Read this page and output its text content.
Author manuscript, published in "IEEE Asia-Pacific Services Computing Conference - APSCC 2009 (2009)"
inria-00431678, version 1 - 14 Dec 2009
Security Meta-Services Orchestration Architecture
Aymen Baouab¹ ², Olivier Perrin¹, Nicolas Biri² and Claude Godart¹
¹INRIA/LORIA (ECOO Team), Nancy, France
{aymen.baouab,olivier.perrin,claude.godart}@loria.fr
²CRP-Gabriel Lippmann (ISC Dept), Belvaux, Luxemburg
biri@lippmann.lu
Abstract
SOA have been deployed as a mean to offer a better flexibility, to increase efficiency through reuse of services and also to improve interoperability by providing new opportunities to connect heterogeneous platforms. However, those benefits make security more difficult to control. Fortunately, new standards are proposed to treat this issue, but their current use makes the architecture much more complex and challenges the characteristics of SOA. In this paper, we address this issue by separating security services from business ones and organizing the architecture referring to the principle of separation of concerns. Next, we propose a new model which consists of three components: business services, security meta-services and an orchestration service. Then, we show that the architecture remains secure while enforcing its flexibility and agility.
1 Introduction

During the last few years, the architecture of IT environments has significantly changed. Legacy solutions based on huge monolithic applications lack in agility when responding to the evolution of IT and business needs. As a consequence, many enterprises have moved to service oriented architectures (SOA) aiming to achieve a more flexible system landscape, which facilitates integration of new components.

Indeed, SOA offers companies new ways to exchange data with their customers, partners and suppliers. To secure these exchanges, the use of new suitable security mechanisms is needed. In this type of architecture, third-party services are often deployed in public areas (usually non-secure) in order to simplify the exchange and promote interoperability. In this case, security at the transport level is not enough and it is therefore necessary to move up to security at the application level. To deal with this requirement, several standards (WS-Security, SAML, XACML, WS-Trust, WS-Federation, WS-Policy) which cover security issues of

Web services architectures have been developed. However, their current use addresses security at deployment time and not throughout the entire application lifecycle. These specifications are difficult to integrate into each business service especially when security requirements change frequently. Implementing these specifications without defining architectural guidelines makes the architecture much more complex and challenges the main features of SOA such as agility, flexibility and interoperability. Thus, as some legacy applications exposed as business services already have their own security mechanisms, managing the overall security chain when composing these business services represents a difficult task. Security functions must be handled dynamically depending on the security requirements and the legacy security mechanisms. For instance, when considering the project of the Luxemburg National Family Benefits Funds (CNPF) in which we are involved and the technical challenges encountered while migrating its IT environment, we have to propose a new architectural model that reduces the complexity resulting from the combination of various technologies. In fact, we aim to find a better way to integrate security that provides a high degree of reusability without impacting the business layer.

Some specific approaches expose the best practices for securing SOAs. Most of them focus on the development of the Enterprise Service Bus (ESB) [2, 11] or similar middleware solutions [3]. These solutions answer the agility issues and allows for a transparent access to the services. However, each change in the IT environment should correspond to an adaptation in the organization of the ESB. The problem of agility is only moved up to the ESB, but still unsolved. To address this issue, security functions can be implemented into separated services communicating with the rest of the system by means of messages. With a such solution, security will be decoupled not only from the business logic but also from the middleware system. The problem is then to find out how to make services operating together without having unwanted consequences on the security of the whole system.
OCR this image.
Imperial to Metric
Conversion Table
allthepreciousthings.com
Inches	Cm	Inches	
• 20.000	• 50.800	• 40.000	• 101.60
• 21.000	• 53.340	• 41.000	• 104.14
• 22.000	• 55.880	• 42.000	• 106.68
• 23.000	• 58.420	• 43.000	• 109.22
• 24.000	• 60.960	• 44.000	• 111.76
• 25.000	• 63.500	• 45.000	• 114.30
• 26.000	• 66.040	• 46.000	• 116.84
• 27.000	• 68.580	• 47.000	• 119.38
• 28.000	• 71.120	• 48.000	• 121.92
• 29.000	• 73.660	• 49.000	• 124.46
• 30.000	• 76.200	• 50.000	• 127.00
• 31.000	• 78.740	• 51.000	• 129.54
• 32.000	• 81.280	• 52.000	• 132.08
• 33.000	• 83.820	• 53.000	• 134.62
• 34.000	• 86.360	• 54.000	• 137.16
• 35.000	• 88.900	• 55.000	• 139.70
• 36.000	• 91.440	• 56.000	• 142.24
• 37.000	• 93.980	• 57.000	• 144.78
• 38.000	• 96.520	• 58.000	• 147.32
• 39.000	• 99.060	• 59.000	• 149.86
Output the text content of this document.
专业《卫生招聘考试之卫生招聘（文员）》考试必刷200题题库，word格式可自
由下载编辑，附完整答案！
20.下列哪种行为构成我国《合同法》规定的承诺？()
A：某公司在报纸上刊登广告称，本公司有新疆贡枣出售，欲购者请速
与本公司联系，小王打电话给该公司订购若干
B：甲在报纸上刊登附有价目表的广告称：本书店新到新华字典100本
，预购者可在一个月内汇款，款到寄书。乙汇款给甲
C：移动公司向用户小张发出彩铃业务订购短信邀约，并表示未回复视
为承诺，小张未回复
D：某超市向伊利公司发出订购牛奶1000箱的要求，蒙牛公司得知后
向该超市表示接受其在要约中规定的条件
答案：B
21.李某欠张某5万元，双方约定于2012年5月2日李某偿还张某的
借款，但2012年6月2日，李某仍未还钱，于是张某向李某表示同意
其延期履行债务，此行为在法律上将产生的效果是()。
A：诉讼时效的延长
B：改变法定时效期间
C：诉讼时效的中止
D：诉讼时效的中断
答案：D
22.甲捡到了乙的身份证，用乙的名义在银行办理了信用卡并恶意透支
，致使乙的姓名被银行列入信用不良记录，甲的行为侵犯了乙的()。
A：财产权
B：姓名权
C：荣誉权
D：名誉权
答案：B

──────────────────────────────

Stated exercise »
Copy out the whole listing exactly as written.

Response to the exercise »
Read this page and output its text content.
Author manuscript, published in "IEEE Asia-Pacific Services Computing Conference - APSCC 2009 (2009)"
inria-00431678, version 1 - 14 Dec 2009
Security Meta-Services Orchestration Architecture
Aymen Baouab¹ ², Olivier Perrin¹, Nicolas Biri² and Claude Godart¹
¹INRIA/LORIA (ECOO Team), Nancy, France
{aymen.baouab,olivier.perrin,claude.godart}@loria.fr
²CRP-Gabriel Lippmann (ISC Dept), Belvaux, Luxemburg
biri@lippmann.lu
Abstract
SOA have been deployed as a mean to offer a better flexibility, to increase efficiency through reuse of services and also to improve interoperability by providing new opportunities to connect heterogeneous platforms. However, those benefits make security more difficult to control. Fortunately, new standards are proposed to treat this issue, but their current use makes the architecture much more complex and challenges the characteristics of SOA. In this paper, we address this issue by separating security services from business ones and organizing the architecture referring to the principle of separation of concerns. Next, we propose a new model which consists of three components: business services, security meta-services and an orchestration service. Then, we show that the architecture remains secure while enforcing its flexibility and agility.
1 Introduction

During the last few years, the architecture of IT environments has significantly changed. Legacy solutions based on huge monolithic applications lack in agility when responding to the evolution of IT and business needs. As a consequence, many enterprises have moved to service oriented architectures (SOA) aiming to achieve a more flexible system landscape, which facilitates integration of new components.

Indeed, SOA offers companies new ways to exchange data with their customers, partners and suppliers. To secure these exchanges, the use of new suitable security mechanisms is needed. In this type of architecture, third-party services are often deployed in public areas (usually non-secure) in order to simplify the exchange and promote interoperability. In this case, security at the transport level is not enough and it is therefore necessary to move up to security at the application level. To deal with this requirement, several standards (WS-Security, SAML, XACML, WS-Trust, WS-Federation, WS-Policy) which cover security issues of

Web services architectures have been developed. However, their current use addresses security at deployment time and not throughout the entire application lifecycle. These specifications are difficult to integrate into each business service especially when security requirements change frequently. Implementing these specifications without defining architectural guidelines makes the architecture much more complex and challenges the main features of SOA such as agility, flexibility and interoperability. Thus, as some legacy applications exposed as business services already have their own security mechanisms, managing the overall security chain when composing these business services represents a difficult task. Security functions must be handled dynamically depending on the security requirements and the legacy security mechanisms. For instance, when considering the project of the Luxemburg National Family Benefits Funds (CNPF) in which we are involved and the technical challenges encountered while migrating its IT environment, we have to propose a new architectural model that reduces the complexity resulting from the combination of various technologies. In fact, we aim to find a better way to integrate security that provides a high degree of reusability without impacting the business layer.

Some specific approaches expose the best practices for securing SOAs. Most of them focus on the development of the Enterprise Service Bus (ESB) [2, 11] or similar middleware solutions [3]. These solutions answer the agility issues and allows for a transparent access to the services. However, each change in the IT environment should correspond to an adaptation in the organization of the ESB. The problem of agility is only moved up to the ESB, but still unsolved. To address this issue, security functions can be implemented into separated services communicating with the rest of the system by means of messages. With a such solution, security will be decoupled not only from the business logic but also from the middleware system. The problem is then to find out how to make services operating together without having unwanted consequences on the security of the whole system.
OCR this image.
Imperial to Metric
Conversion Table
allthepreciousthings.com
Inches	Cm	Inches	
• 20.000	• 50.800	• 40.000	• 101.60
• 21.000	• 53.340	• 41.000	• 104.14
• 22.000	• 55.880	• 42.000	• 106.68
• 23.000	• 58.420	• 43.000	• 109.22
• 24.000	• 60.960	• 44.000	• 111.76
• 25.000	• 63.500	• 45.000	• 114.30
• 26.000	• 66.040	• 46.000	• 116.84
• 27.000	• 68.580	• 47.000	• 119.38
• 28.000	• 71.120	• 48.000	• 121.92
• 29.000	• 73.660	• 49.000	• 124.46
• 30.000	• 76.200	• 50.000	• 127.00
• 31.000	• 78.740	• 51.000	• 129.54
• 32.000	• 81.280	• 52.000	• 132.08
• 33.000	• 83.820	• 53.000	• 134.62
• 34.000	• 86.360	• 54.000	• 137.16
• 35.000	• 88.900	• 55.000	• 139.70
• 36.000	• 91.440	• 56.000	• 142.24
• 37.000	• 93.980	• 57.000	• 144.78
• 38.000	• 96.520	• 58.000	• 147.32
• 39.000	• 99.060	• 59.000	• 149.86
Output the text content of this document.
专业《卫生招聘考试之卫生招聘（文员）》考试必刷200题题库，word格式可自
由下载编辑，附完整答案！
20.下列哪种行为构成我国《合同法》规定的承诺？()
A：某公司在报纸上刊登广告称，本公司有新疆贡枣出售，欲购者请速
与本公司联系，小王打电话给该公司订购若干
B：甲在报纸上刊登附有价目表的广告称：本书店新到新华字典100本
，预购者可在一个月内汇款，款到寄书。乙汇款给甲
C：移动公司向用户小张发出彩铃业务订购短信邀约，并表示未回复视
为承诺，小张未回复
D：某超市向伊利公司发出订购牛奶1000箱的要求，蒙牛公司得知后
向该超市表示接受其在要约中规定的条件
答案：B
21.李某欠张某5万元，双方约定于2012年5月2日李某偿还张某的
借款，但2012年6月2日，李某仍未还钱，于是张某向李某表示同意
其延期履行债务，此行为在法律上将产生的效果是()。
A：诉讼时效的延长
B：改变法定时效期间
C：诉讼时效的中止
D：诉讼时效的中断
答案：D
22.甲捡到了乙的身份证，用乙的名义在银行办理了信用卡并恶意透支
，致使乙的姓名被银行列入信用不良记录，甲的行为侵犯了乙的()。
A：财产权
B：姓名权
C：荣誉权
D：名誉权
答案：B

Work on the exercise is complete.